What number of lines in the material contain the word "this"? Give that number alone.

Collection entries
────────
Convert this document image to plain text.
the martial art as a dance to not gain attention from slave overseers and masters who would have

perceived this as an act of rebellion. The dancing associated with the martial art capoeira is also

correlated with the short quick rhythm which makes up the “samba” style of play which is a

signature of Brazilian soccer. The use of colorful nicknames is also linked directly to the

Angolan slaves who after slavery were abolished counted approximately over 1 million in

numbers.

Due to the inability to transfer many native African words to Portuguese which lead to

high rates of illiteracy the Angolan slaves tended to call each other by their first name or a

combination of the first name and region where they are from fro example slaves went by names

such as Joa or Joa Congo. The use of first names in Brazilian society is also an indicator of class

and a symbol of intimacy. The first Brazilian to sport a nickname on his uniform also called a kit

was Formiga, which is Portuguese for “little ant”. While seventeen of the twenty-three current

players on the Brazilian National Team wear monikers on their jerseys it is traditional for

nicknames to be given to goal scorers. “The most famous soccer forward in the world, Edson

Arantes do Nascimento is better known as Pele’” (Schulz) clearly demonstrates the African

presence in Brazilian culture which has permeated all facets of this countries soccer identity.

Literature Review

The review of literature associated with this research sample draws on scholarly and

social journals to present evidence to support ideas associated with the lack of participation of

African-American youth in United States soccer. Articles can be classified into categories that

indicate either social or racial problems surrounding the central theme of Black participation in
────────
_ANSWER_.
4